* **Objective**: Copy out the listing exactly.

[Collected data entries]
↓
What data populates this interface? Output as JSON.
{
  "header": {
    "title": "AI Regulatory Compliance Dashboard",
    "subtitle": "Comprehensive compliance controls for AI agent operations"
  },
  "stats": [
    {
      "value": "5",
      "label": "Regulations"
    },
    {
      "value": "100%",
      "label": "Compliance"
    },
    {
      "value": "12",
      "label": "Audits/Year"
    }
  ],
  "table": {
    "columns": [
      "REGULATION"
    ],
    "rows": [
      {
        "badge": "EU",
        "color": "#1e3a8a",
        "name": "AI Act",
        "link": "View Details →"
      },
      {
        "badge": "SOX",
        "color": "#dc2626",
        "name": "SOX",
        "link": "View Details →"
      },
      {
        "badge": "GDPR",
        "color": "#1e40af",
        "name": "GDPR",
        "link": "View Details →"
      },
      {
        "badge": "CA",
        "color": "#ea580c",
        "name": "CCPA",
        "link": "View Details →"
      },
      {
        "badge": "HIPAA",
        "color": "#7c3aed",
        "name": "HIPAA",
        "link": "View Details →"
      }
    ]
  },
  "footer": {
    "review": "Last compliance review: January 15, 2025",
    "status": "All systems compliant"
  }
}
↑
* **Complete answer**:
What data populates this interface? Output as JSON.
{
  "header": {
    "title": "AI Regulatory Compliance Dashboard",
    "subtitle": "Comprehensive compliance controls for AI agent operations"
  },
  "stats": [
    {
      "value": "5",
      "label": "Regulations"
    },
    {
      "value": "100%",
      "label": "Compliance"
    },
    {
      "value": "12",
      "label": "Audits/Year"
    }
  ],
  "table": {
    "columns": [
      "REGULATION"
    ],
    "rows": [
      {
        "badge": "EU",
        "color": "#1e3a8a",
        "name": "AI Act",
        "link": "View Details →"
      },
      {
        "badge": "SOX",
        "color": "#dc2626",
        "name": "SOX",
        "link": "View Details →"
      },
      {
        "badge": "GDPR",
        "color": "#1e40af",
        "name": "GDPR",
        "link": "View Details →"
      },
      {
        "badge": "CA",
        "color": "#ea580c",
        "name": "CCPA",
        "link": "View Details →"
      },
      {
        "badge": "HIPAA",
        "color": "#7c3aed",
        "name": "HIPAA",
        "link": "View Details →"
      }
    ]
  },
  "footer": {
    "review": "Last compliance review: January 15, 2025",
    "status": "All systems compliant"
  }
}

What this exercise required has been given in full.